- [Direction] List each line of the data that holds the string "Shuffling".

- [Data rows]
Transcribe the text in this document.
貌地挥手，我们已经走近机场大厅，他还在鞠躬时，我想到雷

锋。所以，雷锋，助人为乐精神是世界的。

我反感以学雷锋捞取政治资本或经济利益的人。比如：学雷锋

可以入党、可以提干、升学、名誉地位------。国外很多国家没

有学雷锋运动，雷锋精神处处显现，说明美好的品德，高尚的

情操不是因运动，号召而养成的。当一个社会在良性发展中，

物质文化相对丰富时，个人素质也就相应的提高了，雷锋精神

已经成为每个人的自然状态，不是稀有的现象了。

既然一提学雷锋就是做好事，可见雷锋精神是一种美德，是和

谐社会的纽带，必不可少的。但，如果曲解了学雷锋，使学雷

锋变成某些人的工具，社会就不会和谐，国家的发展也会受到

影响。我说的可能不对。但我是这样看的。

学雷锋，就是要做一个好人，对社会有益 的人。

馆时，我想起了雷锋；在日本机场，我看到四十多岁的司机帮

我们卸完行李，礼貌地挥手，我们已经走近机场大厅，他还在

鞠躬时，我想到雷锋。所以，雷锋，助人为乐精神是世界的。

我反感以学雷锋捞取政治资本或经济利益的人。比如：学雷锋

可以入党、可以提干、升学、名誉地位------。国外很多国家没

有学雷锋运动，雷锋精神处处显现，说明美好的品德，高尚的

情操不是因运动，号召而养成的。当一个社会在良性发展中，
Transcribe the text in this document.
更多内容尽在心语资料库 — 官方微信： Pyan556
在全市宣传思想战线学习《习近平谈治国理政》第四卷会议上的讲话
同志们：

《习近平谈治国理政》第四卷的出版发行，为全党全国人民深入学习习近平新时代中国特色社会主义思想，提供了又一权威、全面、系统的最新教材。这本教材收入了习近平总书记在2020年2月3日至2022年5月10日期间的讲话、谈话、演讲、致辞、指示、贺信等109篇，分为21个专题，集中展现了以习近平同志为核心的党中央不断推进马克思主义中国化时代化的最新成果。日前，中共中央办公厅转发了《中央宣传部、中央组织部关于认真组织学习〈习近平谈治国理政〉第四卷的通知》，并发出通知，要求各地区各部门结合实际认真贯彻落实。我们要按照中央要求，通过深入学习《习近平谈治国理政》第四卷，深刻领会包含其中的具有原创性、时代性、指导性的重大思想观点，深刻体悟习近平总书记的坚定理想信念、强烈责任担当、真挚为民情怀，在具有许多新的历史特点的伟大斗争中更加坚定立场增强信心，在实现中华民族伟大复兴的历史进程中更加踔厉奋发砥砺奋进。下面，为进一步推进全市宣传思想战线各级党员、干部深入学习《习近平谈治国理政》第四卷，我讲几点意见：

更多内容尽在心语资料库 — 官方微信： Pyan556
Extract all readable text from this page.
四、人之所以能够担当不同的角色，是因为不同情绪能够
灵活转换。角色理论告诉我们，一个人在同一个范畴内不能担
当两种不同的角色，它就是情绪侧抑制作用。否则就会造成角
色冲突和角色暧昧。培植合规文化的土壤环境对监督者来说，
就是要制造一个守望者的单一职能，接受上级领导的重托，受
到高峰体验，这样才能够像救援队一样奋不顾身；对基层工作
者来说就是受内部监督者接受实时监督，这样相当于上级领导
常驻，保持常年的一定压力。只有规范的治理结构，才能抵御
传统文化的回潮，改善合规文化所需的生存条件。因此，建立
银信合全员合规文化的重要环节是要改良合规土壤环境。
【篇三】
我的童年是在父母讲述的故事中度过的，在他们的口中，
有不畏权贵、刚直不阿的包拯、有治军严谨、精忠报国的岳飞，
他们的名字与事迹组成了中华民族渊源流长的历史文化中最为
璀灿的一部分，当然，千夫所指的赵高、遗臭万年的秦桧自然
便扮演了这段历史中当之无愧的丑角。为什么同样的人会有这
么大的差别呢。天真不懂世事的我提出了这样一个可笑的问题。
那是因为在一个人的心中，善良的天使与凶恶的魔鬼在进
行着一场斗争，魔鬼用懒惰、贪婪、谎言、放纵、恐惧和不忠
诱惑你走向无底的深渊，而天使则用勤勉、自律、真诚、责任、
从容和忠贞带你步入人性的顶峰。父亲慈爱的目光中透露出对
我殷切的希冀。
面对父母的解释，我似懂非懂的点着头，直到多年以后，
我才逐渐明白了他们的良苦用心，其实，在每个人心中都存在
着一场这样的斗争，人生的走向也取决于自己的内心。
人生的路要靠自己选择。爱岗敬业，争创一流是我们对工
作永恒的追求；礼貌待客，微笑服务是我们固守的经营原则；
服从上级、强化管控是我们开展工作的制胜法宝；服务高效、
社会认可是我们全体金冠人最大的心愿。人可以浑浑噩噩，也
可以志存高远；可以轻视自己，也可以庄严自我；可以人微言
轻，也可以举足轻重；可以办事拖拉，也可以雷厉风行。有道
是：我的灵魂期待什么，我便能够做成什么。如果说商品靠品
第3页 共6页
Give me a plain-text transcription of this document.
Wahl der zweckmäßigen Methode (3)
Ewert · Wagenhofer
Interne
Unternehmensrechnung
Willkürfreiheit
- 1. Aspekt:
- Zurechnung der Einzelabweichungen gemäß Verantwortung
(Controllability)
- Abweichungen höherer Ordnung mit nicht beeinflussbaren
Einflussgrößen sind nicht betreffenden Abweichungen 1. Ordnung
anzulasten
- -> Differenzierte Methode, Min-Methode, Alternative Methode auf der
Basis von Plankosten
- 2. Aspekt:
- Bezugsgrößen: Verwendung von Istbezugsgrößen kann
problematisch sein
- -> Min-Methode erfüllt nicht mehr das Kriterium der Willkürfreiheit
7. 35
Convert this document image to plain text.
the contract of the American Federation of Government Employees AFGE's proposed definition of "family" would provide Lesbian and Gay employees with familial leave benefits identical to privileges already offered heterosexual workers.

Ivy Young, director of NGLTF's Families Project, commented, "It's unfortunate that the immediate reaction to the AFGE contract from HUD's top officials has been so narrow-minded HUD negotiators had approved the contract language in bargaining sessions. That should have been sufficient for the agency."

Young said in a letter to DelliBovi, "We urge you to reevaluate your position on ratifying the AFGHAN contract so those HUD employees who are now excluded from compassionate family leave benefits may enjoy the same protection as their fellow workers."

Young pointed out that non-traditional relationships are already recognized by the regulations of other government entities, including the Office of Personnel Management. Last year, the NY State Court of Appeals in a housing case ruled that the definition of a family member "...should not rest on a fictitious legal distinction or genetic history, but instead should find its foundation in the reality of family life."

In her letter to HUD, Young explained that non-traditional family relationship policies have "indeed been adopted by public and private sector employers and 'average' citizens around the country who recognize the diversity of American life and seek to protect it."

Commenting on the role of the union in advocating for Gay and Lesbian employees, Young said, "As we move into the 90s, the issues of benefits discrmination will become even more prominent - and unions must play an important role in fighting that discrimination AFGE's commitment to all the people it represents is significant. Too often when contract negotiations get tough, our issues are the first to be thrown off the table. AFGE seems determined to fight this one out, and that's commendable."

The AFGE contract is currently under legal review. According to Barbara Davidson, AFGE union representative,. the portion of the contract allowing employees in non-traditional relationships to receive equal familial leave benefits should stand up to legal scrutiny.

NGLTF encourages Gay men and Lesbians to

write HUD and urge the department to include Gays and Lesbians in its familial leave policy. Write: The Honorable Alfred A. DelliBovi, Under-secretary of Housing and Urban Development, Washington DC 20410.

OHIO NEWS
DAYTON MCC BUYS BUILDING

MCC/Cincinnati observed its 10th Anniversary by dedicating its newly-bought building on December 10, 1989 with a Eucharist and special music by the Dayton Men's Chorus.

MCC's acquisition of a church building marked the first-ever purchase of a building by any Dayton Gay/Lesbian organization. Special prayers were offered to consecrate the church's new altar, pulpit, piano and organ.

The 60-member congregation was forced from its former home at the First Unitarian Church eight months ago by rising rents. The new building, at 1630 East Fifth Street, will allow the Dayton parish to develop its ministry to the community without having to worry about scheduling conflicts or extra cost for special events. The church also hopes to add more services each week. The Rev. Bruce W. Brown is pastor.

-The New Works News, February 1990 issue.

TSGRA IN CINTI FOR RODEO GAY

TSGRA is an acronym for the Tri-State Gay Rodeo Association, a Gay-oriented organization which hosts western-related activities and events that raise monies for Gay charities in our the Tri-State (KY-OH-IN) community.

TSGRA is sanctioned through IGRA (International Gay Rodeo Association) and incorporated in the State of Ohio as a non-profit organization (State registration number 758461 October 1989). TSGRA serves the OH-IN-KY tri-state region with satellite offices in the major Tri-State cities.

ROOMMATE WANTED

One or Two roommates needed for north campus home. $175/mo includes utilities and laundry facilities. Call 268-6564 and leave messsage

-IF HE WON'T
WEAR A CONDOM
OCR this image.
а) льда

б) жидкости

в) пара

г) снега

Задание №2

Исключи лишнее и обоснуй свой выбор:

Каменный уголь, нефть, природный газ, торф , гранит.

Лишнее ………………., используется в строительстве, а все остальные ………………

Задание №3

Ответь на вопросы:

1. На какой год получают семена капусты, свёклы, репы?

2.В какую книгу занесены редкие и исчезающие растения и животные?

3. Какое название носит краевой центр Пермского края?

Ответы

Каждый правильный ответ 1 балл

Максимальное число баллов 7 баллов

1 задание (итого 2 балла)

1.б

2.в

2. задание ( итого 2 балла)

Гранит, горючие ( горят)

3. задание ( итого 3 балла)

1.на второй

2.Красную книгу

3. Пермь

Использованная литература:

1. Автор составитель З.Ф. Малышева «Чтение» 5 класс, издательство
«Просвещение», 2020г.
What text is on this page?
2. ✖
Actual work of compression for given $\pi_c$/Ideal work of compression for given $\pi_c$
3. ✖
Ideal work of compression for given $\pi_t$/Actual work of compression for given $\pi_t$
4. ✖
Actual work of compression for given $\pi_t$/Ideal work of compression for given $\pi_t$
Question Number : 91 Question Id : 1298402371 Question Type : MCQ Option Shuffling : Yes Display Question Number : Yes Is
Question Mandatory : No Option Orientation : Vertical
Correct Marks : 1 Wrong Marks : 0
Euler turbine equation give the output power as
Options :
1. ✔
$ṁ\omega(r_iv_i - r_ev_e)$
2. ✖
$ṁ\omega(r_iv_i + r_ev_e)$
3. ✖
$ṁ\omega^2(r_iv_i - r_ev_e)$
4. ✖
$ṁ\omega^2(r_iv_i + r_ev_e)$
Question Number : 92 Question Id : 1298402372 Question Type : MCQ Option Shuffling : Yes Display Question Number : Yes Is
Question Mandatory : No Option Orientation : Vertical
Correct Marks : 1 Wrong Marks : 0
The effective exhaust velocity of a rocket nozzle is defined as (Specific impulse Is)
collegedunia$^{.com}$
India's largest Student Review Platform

- [Completed task]
Question Number : 91 Question Id : 1298402371 Question Type : MCQ Option Shuffling : Yes Display Question Number : Yes Is
Question Number : 92 Question Id : 1298402372 Question Type : MCQ Option Shuffling : Yes Display Question Number : Yes Is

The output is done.